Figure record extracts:
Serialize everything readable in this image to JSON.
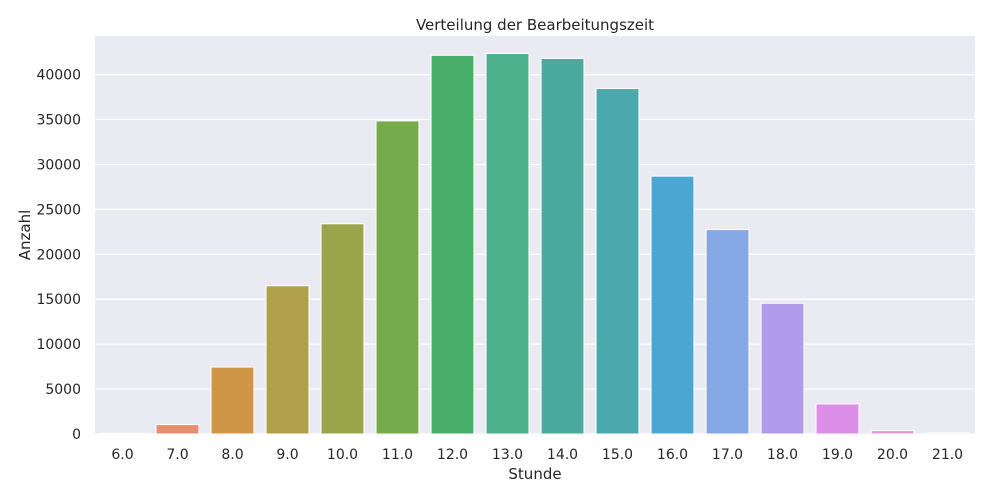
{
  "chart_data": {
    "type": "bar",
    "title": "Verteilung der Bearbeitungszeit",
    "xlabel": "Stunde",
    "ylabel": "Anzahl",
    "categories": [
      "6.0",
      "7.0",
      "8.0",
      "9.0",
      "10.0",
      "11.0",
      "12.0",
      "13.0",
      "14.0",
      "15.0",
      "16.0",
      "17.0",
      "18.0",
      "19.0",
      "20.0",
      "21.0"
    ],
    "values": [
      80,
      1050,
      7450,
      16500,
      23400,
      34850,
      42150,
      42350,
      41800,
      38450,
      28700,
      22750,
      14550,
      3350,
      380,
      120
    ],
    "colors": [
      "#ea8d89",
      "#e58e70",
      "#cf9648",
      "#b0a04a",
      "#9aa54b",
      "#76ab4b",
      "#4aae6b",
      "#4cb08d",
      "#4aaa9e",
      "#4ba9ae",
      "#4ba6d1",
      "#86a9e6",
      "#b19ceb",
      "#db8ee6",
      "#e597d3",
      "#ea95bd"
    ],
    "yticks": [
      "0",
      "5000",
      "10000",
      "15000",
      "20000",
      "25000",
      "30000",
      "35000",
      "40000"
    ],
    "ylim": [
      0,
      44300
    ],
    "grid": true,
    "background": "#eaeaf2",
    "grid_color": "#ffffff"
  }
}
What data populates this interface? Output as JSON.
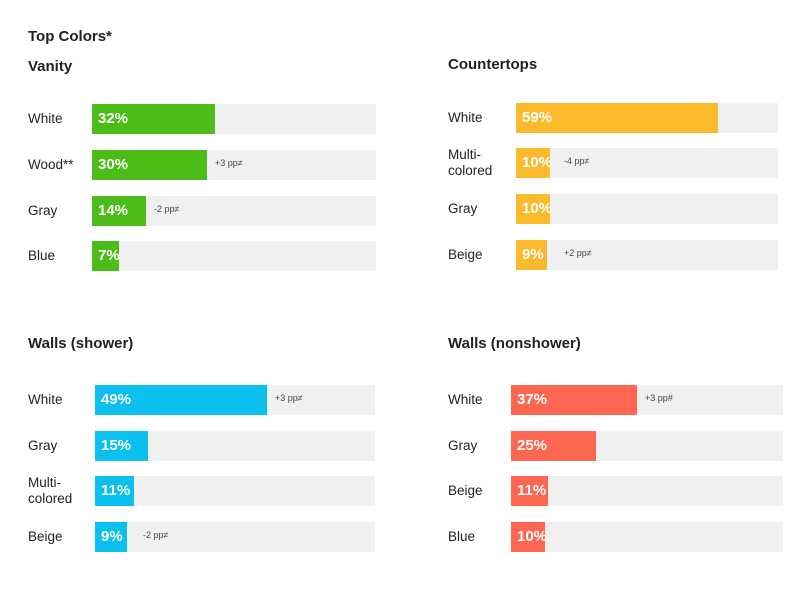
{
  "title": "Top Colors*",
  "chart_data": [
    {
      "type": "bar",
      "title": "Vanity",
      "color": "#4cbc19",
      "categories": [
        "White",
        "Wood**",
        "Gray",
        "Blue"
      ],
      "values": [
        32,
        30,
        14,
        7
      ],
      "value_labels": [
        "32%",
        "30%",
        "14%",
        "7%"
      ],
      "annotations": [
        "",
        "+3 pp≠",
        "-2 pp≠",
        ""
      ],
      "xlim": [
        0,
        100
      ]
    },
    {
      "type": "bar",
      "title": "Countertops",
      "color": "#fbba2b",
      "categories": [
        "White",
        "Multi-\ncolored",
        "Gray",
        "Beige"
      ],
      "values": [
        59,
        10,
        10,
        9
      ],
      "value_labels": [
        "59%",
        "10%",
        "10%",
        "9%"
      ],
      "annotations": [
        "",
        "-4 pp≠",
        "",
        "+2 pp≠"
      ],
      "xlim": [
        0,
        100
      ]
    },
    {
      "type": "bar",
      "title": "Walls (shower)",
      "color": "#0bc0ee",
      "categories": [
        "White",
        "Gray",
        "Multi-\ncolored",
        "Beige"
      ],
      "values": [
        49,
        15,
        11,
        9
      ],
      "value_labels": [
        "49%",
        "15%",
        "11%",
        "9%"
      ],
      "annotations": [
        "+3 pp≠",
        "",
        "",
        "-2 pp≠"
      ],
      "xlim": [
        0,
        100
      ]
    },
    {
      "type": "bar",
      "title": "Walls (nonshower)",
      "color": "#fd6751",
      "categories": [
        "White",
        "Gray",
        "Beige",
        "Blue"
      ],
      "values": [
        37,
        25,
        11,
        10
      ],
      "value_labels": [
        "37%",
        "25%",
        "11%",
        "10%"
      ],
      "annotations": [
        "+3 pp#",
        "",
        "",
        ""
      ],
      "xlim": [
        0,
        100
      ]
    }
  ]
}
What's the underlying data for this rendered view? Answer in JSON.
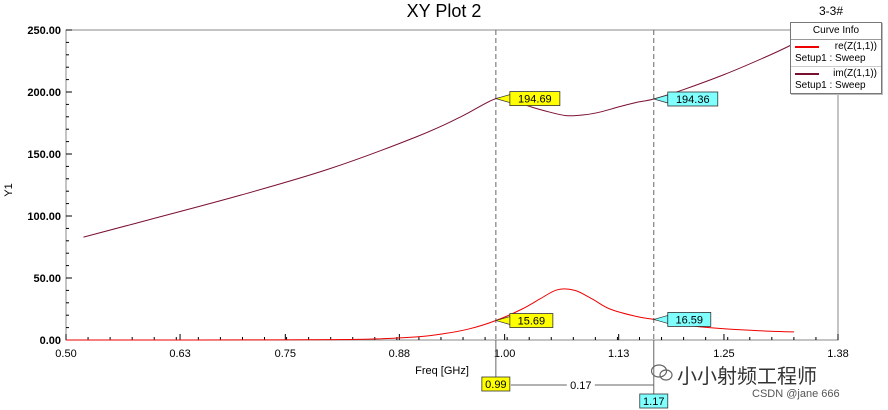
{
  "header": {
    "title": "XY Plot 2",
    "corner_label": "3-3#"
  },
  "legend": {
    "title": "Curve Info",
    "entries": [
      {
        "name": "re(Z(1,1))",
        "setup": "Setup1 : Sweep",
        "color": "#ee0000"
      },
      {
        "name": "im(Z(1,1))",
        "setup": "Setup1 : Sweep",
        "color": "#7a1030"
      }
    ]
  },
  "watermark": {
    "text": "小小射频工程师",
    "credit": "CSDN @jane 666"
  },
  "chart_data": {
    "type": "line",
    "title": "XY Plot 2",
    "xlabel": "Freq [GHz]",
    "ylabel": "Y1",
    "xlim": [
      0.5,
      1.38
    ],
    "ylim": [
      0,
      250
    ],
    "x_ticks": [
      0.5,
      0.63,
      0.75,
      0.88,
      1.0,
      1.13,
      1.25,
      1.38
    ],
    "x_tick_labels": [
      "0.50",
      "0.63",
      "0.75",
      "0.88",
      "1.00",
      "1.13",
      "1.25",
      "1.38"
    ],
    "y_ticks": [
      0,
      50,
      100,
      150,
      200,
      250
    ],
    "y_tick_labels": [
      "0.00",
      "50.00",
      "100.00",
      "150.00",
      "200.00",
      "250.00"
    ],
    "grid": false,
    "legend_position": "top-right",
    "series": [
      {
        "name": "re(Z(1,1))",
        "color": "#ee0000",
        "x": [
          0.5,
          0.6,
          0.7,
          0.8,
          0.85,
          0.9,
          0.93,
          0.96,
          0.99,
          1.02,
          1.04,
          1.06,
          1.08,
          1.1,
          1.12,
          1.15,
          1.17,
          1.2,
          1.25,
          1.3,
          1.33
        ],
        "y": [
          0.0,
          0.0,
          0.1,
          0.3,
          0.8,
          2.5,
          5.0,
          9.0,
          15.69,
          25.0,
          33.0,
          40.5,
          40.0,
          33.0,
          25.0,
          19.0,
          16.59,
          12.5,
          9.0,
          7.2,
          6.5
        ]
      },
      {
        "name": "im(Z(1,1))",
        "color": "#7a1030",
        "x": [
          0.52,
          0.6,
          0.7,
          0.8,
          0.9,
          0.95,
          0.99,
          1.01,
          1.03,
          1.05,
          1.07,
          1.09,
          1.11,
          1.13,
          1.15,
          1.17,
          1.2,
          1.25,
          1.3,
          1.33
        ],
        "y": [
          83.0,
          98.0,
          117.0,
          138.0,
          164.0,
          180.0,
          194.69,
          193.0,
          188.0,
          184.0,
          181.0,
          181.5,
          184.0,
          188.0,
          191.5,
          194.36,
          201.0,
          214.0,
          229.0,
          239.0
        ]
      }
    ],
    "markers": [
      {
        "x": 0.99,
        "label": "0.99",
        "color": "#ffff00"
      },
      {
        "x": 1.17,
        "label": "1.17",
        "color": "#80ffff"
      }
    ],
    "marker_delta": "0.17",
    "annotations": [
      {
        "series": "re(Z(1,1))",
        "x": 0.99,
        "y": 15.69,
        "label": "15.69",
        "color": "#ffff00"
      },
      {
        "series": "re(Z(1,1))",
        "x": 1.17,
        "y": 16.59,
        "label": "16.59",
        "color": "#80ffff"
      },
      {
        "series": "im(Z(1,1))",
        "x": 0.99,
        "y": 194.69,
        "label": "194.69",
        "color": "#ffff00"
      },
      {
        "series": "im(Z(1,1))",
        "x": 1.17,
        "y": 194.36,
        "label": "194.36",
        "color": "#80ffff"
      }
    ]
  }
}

◆ The exercise ◆
Check each line above for the string "JSON", then copy the ones that have it.

◆ Answer to this problem ◆
Serialize everything readable in this image to JSON.
What data populates this interface? Output as JSON.
What's the underlying data for this rendered view? Answer in JSON.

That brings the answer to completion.